**YOUR GOAL:**
Skip the images. Copy the records exactly as written.

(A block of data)
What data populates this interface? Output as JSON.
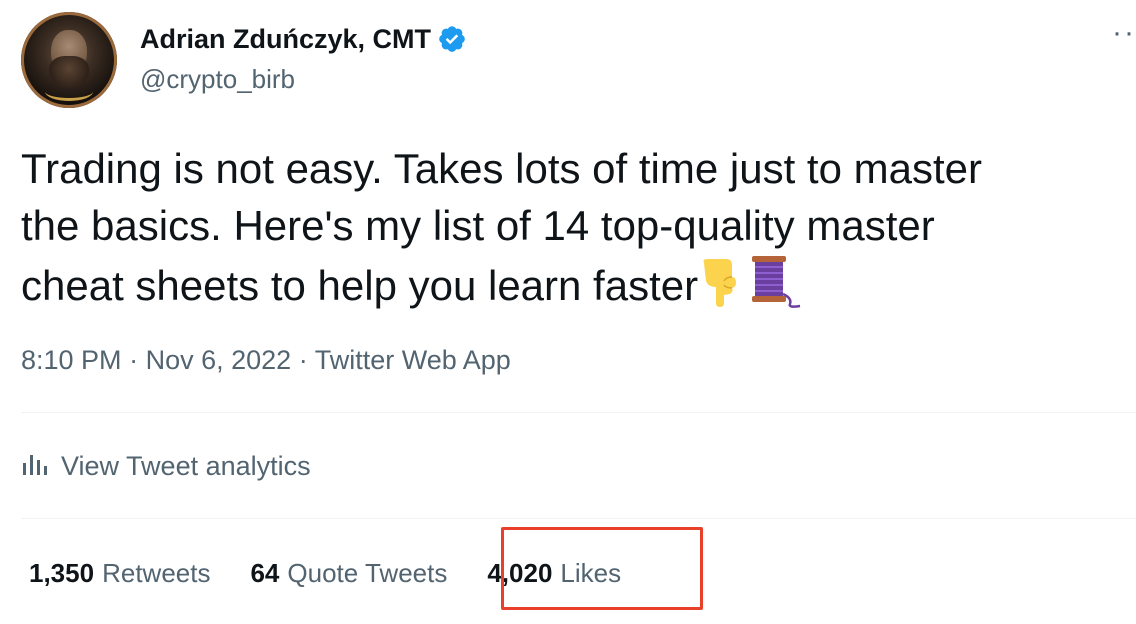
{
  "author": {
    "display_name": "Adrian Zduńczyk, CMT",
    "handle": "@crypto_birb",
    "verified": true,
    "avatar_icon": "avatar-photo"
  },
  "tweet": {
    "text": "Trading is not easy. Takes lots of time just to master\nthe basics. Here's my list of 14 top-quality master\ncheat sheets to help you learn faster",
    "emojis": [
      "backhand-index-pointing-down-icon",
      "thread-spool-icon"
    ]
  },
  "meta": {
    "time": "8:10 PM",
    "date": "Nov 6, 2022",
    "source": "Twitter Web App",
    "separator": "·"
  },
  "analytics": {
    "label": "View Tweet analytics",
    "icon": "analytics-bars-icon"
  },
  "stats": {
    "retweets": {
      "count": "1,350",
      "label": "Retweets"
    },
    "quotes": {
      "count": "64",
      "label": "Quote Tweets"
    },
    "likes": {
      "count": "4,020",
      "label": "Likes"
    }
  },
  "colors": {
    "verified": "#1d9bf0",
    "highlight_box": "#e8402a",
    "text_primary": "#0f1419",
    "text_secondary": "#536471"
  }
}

**COMPLETED EXERCISE:**
What data populates this interface? Output as JSON.
{
  "author": {
    "display_name": "Adrian Zduńczyk, CMT",
    "handle": "@crypto_birb",
    "verified": true,
    "avatar_icon": "avatar-photo"
  },
  "tweet": {
    "text": "Trading is not easy. Takes lots of time just to master\nthe basics. Here's my list of 14 top-quality master\ncheat sheets to help you learn faster",
    "emojis": [
      "backhand-index-pointing-down-icon",
      "thread-spool-icon"
    ]
  },
  "meta": {
    "time": "8:10 PM",
    "date": "Nov 6, 2022",
    "source": "Twitter Web App",
    "separator": "·"
  },
  "analytics": {
    "label": "View Tweet analytics",
    "icon": "analytics-bars-icon"
  },
  "stats": {
    "retweets": {
      "count": "1,350",
      "label": "Retweets"
    },
    "quotes": {
      "count": "64",
      "label": "Quote Tweets"
    },
    "likes": {
      "count": "4,020",
      "label": "Likes"
    }
  },
  "colors": {
    "verified": "#1d9bf0",
    "highlight_box": "#e8402a",
    "text_primary": "#0f1419",
    "text_secondary": "#536471"
  }
}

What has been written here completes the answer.